## WHAT IS BEING ASKED
Here are some records. Copy each one exactly.

==================================================

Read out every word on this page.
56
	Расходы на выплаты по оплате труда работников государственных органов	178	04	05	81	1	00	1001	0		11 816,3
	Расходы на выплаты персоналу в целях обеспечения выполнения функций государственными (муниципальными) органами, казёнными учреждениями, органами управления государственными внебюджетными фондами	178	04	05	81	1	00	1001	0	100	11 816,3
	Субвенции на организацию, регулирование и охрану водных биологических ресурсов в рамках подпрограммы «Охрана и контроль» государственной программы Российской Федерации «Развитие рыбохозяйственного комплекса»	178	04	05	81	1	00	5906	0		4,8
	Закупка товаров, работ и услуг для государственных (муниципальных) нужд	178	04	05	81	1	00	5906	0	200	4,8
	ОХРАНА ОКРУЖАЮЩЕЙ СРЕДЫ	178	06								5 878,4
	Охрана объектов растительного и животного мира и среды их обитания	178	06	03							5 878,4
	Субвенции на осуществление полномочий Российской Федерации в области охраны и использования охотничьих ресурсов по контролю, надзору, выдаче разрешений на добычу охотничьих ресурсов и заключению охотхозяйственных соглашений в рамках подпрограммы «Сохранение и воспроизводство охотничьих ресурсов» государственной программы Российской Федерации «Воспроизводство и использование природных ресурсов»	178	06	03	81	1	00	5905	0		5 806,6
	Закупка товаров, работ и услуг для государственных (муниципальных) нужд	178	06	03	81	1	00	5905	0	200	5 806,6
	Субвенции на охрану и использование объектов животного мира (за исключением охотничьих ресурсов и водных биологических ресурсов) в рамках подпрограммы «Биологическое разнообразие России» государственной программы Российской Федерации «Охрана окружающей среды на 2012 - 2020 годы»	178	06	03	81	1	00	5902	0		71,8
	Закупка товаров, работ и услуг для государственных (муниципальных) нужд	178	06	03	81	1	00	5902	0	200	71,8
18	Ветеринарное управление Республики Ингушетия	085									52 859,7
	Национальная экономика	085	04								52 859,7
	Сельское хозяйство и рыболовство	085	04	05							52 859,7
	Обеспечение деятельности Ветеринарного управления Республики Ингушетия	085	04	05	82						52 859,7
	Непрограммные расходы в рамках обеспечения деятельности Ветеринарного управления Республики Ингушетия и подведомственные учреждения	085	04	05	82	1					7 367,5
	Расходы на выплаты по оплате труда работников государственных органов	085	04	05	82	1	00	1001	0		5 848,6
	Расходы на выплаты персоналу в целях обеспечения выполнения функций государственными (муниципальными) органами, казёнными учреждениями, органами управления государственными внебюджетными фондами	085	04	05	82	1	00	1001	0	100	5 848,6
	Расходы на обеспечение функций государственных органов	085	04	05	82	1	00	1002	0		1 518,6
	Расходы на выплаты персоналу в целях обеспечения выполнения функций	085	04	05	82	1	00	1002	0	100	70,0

==================================================

## RESULT OF THIS TASK
Read out every word on this page.
56
	Расходы на выплаты по оплате труда работников государственных органов	178	04	05	81	1	00	1001	0		11 816,3
	Расходы на выплаты персоналу в целях обеспечения выполнения функций государственными (муниципальными) органами, казёнными учреждениями, органами управления государственными внебюджетными фондами	178	04	05	81	1	00	1001	0	100	11 816,3
	Субвенции на организацию, регулирование и охрану водных биологических ресурсов в рамках подпрограммы «Охрана и контроль» государственной программы Российской Федерации «Развитие рыбохозяйственного комплекса»	178	04	05	81	1	00	5906	0		4,8
	Закупка товаров, работ и услуг для государственных (муниципальных) нужд	178	04	05	81	1	00	5906	0	200	4,8
	ОХРАНА ОКРУЖАЮЩЕЙ СРЕДЫ	178	06								5 878,4
	Охрана объектов растительного и животного мира и среды их обитания	178	06	03							5 878,4
	Субвенции на осуществление полномочий Российской Федерации в области охраны и использования охотничьих ресурсов по контролю, надзору, выдаче разрешений на добычу охотничьих ресурсов и заключению охотхозяйственных соглашений в рамках подпрограммы «Сохранение и воспроизводство охотничьих ресурсов» государственной программы Российской Федерации «Воспроизводство и использование природных ресурсов»	178	06	03	81	1	00	5905	0		5 806,6
	Закупка товаров, работ и услуг для государственных (муниципальных) нужд	178	06	03	81	1	00	5905	0	200	5 806,6
	Субвенции на охрану и использование объектов животного мира (за исключением охотничьих ресурсов и водных биологических ресурсов) в рамках подпрограммы «Биологическое разнообразие России» государственной программы Российской Федерации «Охрана окружающей среды на 2012 - 2020 годы»	178	06	03	81	1	00	5902	0		71,8
	Закупка товаров, работ и услуг для государственных (муниципальных) нужд	178	06	03	81	1	00	5902	0	200	71,8
18	Ветеринарное управление Республики Ингушетия	085									52 859,7
	Национальная экономика	085	04								52 859,7
	Сельское хозяйство и рыболовство	085	04	05							52 859,7
	Обеспечение деятельности Ветеринарного управления Республики Ингушетия	085	04	05	82						52 859,7
	Непрограммные расходы в рамках обеспечения деятельности Ветеринарного управления Республики Ингушетия и подведомственные учреждения	085	04	05	82	1					7 367,5
	Расходы на выплаты по оплате труда работников государственных органов	085	04	05	82	1	00	1001	0		5 848,6
	Расходы на выплаты персоналу в целях обеспечения выполнения функций государственными (муниципальными) органами, казёнными учреждениями, органами управления государственными внебюджетными фондами	085	04	05	82	1	00	1001	0	100	5 848,6
	Расходы на обеспечение функций государственных органов	085	04	05	82	1	00	1002	0		1 518,6
	Расходы на выплаты персоналу в целях обеспечения выполнения функций	085	04	05	82	1	00	1002	0	100	70,0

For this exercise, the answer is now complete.